*Work order*. Count how many lines in the material below hold the word "NPPA"; the reply is that number alone.

*Stored data*.

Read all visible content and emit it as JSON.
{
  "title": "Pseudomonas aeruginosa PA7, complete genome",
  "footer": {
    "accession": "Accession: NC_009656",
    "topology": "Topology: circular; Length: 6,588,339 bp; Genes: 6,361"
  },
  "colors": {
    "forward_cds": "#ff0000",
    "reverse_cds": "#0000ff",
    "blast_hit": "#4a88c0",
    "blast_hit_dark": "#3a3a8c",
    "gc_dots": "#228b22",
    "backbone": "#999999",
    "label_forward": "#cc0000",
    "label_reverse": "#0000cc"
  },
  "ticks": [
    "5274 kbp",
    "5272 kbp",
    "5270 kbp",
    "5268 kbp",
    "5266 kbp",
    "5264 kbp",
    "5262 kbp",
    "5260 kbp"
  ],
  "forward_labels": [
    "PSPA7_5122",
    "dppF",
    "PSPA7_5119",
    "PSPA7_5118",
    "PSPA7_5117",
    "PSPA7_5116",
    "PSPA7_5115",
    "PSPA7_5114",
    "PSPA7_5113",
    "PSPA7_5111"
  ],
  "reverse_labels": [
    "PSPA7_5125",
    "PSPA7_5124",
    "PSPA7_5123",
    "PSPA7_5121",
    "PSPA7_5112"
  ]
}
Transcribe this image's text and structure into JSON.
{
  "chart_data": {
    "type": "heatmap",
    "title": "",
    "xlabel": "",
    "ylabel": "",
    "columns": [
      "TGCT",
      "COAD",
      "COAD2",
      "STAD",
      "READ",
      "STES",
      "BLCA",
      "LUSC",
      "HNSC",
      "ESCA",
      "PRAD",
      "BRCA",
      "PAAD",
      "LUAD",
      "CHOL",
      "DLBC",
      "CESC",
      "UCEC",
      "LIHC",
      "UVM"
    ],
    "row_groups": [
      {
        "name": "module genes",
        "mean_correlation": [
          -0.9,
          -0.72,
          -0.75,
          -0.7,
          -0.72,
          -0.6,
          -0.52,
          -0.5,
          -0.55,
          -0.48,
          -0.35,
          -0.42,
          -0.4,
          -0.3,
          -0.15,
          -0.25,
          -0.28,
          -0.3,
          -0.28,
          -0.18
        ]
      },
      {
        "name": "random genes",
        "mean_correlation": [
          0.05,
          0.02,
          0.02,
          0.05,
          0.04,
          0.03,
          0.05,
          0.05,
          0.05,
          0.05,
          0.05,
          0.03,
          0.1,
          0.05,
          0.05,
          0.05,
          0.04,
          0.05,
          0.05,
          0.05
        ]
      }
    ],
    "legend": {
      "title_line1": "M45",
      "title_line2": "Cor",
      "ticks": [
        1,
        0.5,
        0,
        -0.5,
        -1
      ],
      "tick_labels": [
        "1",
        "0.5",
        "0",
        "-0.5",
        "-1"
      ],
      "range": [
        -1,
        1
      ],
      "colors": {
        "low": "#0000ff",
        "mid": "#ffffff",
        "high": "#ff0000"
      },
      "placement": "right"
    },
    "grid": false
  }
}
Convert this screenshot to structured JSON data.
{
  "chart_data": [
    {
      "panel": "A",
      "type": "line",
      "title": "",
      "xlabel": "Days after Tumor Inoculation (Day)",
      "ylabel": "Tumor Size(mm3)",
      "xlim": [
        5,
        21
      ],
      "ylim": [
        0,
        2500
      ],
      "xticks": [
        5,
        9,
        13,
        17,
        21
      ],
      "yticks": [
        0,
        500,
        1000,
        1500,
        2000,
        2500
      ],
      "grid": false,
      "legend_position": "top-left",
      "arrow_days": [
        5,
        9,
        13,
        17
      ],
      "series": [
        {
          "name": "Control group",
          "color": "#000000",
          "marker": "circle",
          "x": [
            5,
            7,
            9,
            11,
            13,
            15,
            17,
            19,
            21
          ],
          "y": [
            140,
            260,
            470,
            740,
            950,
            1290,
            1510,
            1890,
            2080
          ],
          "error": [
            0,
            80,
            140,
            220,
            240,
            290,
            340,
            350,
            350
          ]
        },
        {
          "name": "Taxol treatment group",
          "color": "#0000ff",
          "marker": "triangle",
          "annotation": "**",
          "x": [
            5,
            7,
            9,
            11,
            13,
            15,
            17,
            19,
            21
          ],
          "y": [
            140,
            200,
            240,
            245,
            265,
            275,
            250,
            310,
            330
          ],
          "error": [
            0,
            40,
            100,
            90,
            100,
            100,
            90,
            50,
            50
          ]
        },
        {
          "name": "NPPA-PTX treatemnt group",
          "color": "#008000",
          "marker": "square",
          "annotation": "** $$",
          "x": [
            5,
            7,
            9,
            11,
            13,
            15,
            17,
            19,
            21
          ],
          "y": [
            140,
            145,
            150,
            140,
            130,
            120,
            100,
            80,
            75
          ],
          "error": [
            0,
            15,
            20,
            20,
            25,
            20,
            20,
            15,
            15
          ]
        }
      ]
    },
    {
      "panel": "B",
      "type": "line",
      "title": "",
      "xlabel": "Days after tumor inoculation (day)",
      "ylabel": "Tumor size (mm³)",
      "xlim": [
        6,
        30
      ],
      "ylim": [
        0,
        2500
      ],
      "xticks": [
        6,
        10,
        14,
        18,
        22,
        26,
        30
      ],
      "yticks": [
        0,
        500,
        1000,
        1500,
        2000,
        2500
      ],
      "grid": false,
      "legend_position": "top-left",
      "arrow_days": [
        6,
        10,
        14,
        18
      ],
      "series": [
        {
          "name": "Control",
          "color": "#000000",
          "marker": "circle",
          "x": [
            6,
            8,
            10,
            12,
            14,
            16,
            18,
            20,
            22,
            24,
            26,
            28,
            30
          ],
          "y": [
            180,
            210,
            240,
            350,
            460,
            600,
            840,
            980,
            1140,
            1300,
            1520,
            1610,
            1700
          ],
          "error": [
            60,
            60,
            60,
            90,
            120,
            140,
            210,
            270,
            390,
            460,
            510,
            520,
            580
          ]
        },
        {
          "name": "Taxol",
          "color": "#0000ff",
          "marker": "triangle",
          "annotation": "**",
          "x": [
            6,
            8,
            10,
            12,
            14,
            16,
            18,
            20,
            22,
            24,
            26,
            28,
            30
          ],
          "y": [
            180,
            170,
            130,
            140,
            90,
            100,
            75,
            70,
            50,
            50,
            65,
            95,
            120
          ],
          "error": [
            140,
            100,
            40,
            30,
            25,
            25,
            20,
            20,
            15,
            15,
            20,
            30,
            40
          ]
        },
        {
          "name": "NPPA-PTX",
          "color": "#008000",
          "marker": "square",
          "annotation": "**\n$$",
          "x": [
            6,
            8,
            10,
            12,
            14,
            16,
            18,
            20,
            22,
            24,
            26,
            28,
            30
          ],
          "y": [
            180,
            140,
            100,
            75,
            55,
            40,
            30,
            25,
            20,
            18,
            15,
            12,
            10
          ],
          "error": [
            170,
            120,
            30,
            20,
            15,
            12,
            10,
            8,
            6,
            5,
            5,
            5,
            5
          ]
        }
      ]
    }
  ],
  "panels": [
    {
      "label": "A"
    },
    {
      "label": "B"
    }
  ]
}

*Reply to the task*. 2